#### Extracted data
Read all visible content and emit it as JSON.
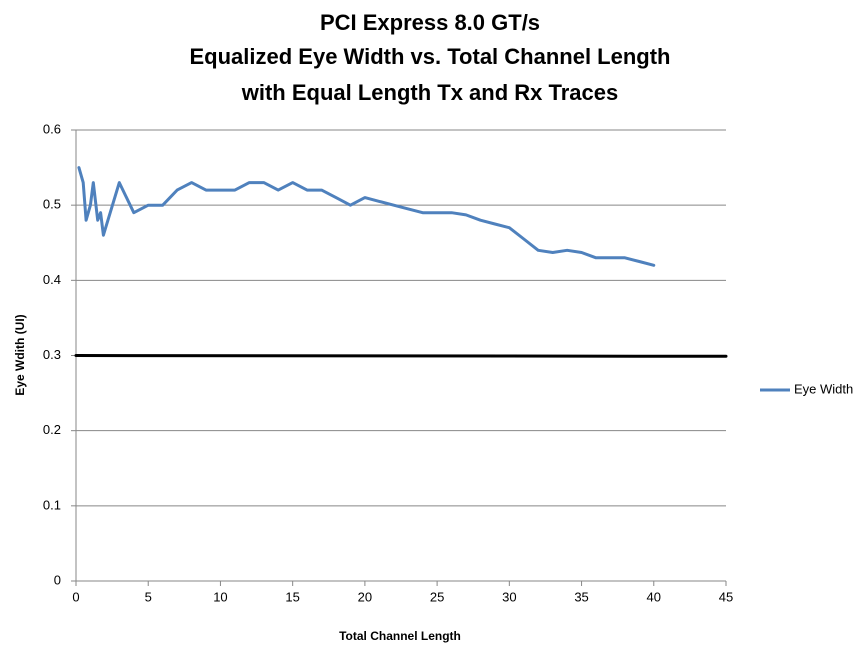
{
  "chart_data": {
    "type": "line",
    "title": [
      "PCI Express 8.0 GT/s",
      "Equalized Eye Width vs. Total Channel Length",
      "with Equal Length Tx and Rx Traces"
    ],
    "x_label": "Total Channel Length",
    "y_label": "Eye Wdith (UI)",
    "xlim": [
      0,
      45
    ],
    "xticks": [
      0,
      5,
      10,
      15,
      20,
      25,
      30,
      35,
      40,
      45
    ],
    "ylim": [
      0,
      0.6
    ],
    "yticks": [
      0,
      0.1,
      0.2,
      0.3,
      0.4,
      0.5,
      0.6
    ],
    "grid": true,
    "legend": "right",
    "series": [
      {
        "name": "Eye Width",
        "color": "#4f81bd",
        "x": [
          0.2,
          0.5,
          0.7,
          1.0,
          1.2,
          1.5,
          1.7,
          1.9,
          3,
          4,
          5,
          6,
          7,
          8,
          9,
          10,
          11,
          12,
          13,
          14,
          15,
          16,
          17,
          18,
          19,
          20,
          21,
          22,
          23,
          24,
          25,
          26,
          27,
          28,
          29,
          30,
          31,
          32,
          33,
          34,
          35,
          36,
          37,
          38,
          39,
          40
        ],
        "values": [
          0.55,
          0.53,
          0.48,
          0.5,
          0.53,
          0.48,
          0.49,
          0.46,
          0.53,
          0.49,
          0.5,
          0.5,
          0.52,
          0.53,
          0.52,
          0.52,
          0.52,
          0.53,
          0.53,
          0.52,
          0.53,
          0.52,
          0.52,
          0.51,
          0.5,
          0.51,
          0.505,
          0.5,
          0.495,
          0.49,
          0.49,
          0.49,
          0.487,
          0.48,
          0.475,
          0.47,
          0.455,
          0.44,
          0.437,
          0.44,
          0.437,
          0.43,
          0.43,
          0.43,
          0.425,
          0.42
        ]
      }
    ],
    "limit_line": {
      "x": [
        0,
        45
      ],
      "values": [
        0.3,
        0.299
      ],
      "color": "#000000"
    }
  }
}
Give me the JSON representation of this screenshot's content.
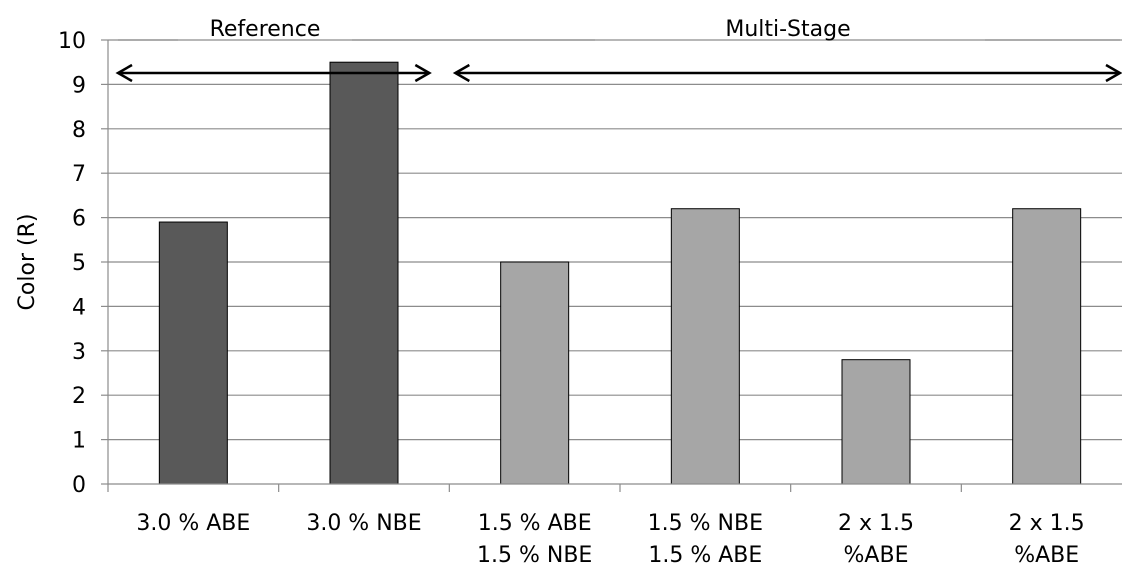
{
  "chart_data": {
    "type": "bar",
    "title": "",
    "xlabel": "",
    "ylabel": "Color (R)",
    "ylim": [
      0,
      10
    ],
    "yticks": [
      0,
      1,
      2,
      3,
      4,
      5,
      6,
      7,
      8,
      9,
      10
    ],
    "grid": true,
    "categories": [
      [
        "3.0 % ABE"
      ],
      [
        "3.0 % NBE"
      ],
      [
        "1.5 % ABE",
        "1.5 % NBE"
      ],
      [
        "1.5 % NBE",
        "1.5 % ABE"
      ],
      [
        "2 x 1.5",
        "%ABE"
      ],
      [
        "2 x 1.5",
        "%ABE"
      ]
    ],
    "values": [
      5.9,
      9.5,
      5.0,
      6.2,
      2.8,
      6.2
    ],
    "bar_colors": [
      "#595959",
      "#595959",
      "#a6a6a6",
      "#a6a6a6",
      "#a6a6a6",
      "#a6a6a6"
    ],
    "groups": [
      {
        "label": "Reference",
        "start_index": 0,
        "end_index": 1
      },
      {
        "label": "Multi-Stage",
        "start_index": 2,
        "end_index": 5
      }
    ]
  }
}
########
What this task involves » The pictures should not be reproduced; quote all of the other material exactly.

Result of this exercise »
Read all visible content and emit it as JSON.
{
  "chart_data": {
    "type": "line",
    "title": [
      "PCI Express 8.0 GT/s",
      "Equalized Eye Width vs. Total Channel Length",
      "with Equal Length Tx and Rx Traces"
    ],
    "x_label": "Total Channel Length",
    "y_label": "Eye Wdith (UI)",
    "xlim": [
      0,
      45
    ],
    "xticks": [
      0,
      5,
      10,
      15,
      20,
      25,
      30,
      35,
      40,
      45
    ],
    "ylim": [
      0,
      0.6
    ],
    "yticks": [
      0,
      0.1,
      0.2,
      0.3,
      0.4,
      0.5,
      0.6
    ],
    "grid": true,
    "legend": "right",
    "series": [
      {
        "name": "Eye Width",
        "color": "#4f81bd",
        "x": [
          0.2,
          0.5,
          0.7,
          1.0,
          1.2,
          1.5,
          1.7,
          1.9,
          3,
          4,
          5,
          6,
          7,
          8,
          9,
          10,
          11,
          12,
          13,
          14,
          15,
          16,
          17,
          18,
          19,
          20,
          21,
          22,
          23,
          24,
          25,
          26,
          27,
          28,
          29,
          30,
          31,
          32,
          33,
          34,
          35,
          36,
          37,
          38,
          39,
          40
        ],
        "values": [
          0.55,
          0.53,
          0.48,
          0.5,
          0.53,
          0.48,
          0.49,
          0.46,
          0.53,
          0.49,
          0.5,
          0.5,
          0.52,
          0.53,
          0.52,
          0.52,
          0.52,
          0.53,
          0.53,
          0.52,
          0.53,
          0.52,
          0.52,
          0.51,
          0.5,
          0.51,
          0.505,
          0.5,
          0.495,
          0.49,
          0.49,
          0.49,
          0.487,
          0.48,
          0.475,
          0.47,
          0.455,
          0.44,
          0.437,
          0.44,
          0.437,
          0.43,
          0.43,
          0.43,
          0.425,
          0.42
        ]
      }
    ],
    "limit_line": {
      "x": [
        0,
        45
      ],
      "values": [
        0.3,
        0.299
      ],
      "color": "#000000"
    }
  }
}
Give me the JSON representation of this screenshot's content.
{
  "chart_data": {
    "type": "bar",
    "title": "",
    "xlabel": "",
    "ylabel": "Color (R)",
    "ylim": [
      0,
      10
    ],
    "yticks": [
      0,
      1,
      2,
      3,
      4,
      5,
      6,
      7,
      8,
      9,
      10
    ],
    "grid": true,
    "categories": [
      [
        "3.0 % ABE"
      ],
      [
        "3.0 % NBE"
      ],
      [
        "1.5 % ABE",
        "1.5 % NBE"
      ],
      [
        "1.5 % NBE",
        "1.5 % ABE"
      ],
      [
        "2 x 1.5",
        "%ABE"
      ],
      [
        "2 x 1.5",
        "%ABE"
      ]
    ],
    "values": [
      5.9,
      9.5,
      5.0,
      6.2,
      2.8,
      6.2
    ],
    "bar_colors": [
      "#595959",
      "#595959",
      "#a6a6a6",
      "#a6a6a6",
      "#a6a6a6",
      "#a6a6a6"
    ],
    "groups": [
      {
        "label": "Reference",
        "start_index": 0,
        "end_index": 1
      },
      {
        "label": "Multi-Stage",
        "start_index": 2,
        "end_index": 5
      }
    ]
  }
}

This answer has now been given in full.